EXERCISE ::
Print every line of the listing below verbatim, changing nothing.

THE INPUT ::
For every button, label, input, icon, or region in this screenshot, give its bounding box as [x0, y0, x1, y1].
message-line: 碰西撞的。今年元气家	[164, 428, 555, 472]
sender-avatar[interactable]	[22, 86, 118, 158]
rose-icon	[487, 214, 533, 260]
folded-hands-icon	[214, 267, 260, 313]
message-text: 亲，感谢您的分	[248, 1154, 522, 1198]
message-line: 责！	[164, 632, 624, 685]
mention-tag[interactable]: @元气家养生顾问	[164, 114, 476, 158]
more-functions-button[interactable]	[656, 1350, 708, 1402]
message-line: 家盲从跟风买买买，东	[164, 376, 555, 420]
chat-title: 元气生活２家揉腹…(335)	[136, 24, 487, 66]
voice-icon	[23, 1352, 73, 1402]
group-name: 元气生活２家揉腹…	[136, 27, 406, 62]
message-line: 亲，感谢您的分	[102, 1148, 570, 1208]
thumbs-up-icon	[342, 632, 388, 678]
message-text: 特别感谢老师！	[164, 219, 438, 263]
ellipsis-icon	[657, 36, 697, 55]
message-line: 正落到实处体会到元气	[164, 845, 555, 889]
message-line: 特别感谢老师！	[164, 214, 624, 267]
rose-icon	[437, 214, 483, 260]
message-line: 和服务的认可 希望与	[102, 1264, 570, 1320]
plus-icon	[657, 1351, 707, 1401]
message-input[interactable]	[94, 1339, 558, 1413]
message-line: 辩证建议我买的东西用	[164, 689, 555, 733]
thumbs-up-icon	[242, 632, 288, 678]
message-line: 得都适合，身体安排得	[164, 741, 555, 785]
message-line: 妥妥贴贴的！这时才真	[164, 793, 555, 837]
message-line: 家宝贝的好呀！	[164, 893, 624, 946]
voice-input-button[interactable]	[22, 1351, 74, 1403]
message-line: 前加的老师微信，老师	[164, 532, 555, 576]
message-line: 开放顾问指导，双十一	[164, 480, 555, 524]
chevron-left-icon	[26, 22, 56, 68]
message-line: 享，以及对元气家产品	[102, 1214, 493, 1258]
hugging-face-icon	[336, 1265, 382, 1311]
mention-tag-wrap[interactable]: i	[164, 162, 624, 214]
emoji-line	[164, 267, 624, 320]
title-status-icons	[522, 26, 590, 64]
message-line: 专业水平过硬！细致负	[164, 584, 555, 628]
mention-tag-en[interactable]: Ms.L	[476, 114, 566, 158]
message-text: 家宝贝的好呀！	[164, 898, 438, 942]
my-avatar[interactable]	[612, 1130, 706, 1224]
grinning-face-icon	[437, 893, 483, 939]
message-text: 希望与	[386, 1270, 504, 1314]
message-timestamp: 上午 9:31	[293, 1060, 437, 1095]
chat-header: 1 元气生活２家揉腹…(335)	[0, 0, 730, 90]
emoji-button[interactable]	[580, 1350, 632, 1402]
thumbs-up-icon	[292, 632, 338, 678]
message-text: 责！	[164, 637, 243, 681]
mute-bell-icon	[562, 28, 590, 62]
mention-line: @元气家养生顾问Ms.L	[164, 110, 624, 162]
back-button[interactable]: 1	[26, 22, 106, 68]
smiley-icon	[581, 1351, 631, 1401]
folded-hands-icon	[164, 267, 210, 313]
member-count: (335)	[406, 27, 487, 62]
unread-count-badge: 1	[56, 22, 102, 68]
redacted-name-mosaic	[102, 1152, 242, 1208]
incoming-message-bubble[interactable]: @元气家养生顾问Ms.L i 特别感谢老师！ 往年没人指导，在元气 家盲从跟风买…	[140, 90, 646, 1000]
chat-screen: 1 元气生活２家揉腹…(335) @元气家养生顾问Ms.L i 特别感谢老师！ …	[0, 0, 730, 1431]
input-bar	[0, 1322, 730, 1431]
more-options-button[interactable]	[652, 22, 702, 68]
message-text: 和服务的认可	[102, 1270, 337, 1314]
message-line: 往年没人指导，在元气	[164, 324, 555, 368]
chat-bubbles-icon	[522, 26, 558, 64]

EXERCISE RESULT ::
For every button, label, input, icon, or region in this screenshot, give its bounding box as [x0, y0, x1, y1].
message-line: 碰西撞的。今年元气家	[164, 428, 555, 472]
sender-avatar[interactable]	[22, 86, 118, 158]
rose-icon	[487, 214, 533, 260]
folded-hands-icon	[214, 267, 260, 313]
message-text: 亲，感谢您的分	[248, 1154, 522, 1198]
message-line: 责！	[164, 632, 624, 685]
mention-tag[interactable]: @元气家养生顾问	[164, 114, 476, 158]
more-functions-button[interactable]	[656, 1350, 708, 1402]
message-line: 家盲从跟风买买买，东	[164, 376, 555, 420]
chat-title: 元气生活２家揉腹…(335)	[136, 24, 487, 66]
voice-icon	[23, 1352, 73, 1402]
group-name: 元气生活２家揉腹…	[136, 27, 406, 62]
message-line: 亲，感谢您的分	[102, 1148, 570, 1208]
thumbs-up-icon	[342, 632, 388, 678]
message-text: 特别感谢老师！	[164, 219, 438, 263]
ellipsis-icon	[657, 36, 697, 55]
message-line: 正落到实处体会到元气	[164, 845, 555, 889]
message-line: 特别感谢老师！	[164, 214, 624, 267]
rose-icon	[437, 214, 483, 260]
message-line: 和服务的认可 希望与	[102, 1264, 570, 1320]
plus-icon	[657, 1351, 707, 1401]
message-input[interactable]	[94, 1339, 558, 1413]
message-line: 辩证建议我买的东西用	[164, 689, 555, 733]
thumbs-up-icon	[242, 632, 288, 678]
message-line: 得都适合，身体安排得	[164, 741, 555, 785]
message-line: 妥妥贴贴的！这时才真	[164, 793, 555, 837]
message-line: 家宝贝的好呀！	[164, 893, 624, 946]
voice-input-button[interactable]	[22, 1351, 74, 1403]
message-line: 前加的老师微信，老师	[164, 532, 555, 576]
message-line: 开放顾问指导，双十一	[164, 480, 555, 524]
chevron-left-icon	[26, 22, 56, 68]
message-line: 享，以及对元气家产品	[102, 1214, 493, 1258]
hugging-face-icon	[336, 1265, 382, 1311]
mention-tag-wrap[interactable]: i	[164, 162, 624, 214]
emoji-line	[164, 267, 624, 320]
title-status-icons	[522, 26, 590, 64]
message-line: 专业水平过硬！细致负	[164, 584, 555, 628]
mention-tag-en[interactable]: Ms.L	[476, 114, 566, 158]
message-text: 家宝贝的好呀！	[164, 898, 438, 942]
my-avatar[interactable]	[612, 1130, 706, 1224]
grinning-face-icon	[437, 893, 483, 939]
message-text: 希望与	[386, 1270, 504, 1314]
message-timestamp: 上午 9:31	[293, 1060, 437, 1095]
chat-header: 1 元气生活２家揉腹…(335)	[0, 0, 730, 90]
emoji-button[interactable]	[580, 1350, 632, 1402]
thumbs-up-icon	[292, 632, 338, 678]
message-text: 责！	[164, 637, 243, 681]
mute-bell-icon	[562, 28, 590, 62]
mention-line: @元气家养生顾问Ms.L	[164, 110, 624, 162]
back-button[interactable]: 1	[26, 22, 106, 68]
smiley-icon	[581, 1351, 631, 1401]
folded-hands-icon	[164, 267, 210, 313]
member-count: (335)	[406, 27, 487, 62]
unread-count-badge: 1	[56, 22, 102, 68]
redacted-name-mosaic	[102, 1152, 242, 1208]
incoming-message-bubble[interactable]: @元气家养生顾问Ms.L i 特别感谢老师！ 往年没人指导，在元气 家盲从跟风买…	[140, 90, 646, 1000]
chat-screen: 1 元气生活２家揉腹…(335) @元气家养生顾问Ms.L i 特别感谢老师！ …	[0, 0, 730, 1431]
input-bar	[0, 1322, 730, 1431]
more-options-button[interactable]	[652, 22, 702, 68]
message-text: 和服务的认可	[102, 1270, 337, 1314]
message-line: 往年没人指导，在元气	[164, 324, 555, 368]
chat-bubbles-icon	[522, 26, 558, 64]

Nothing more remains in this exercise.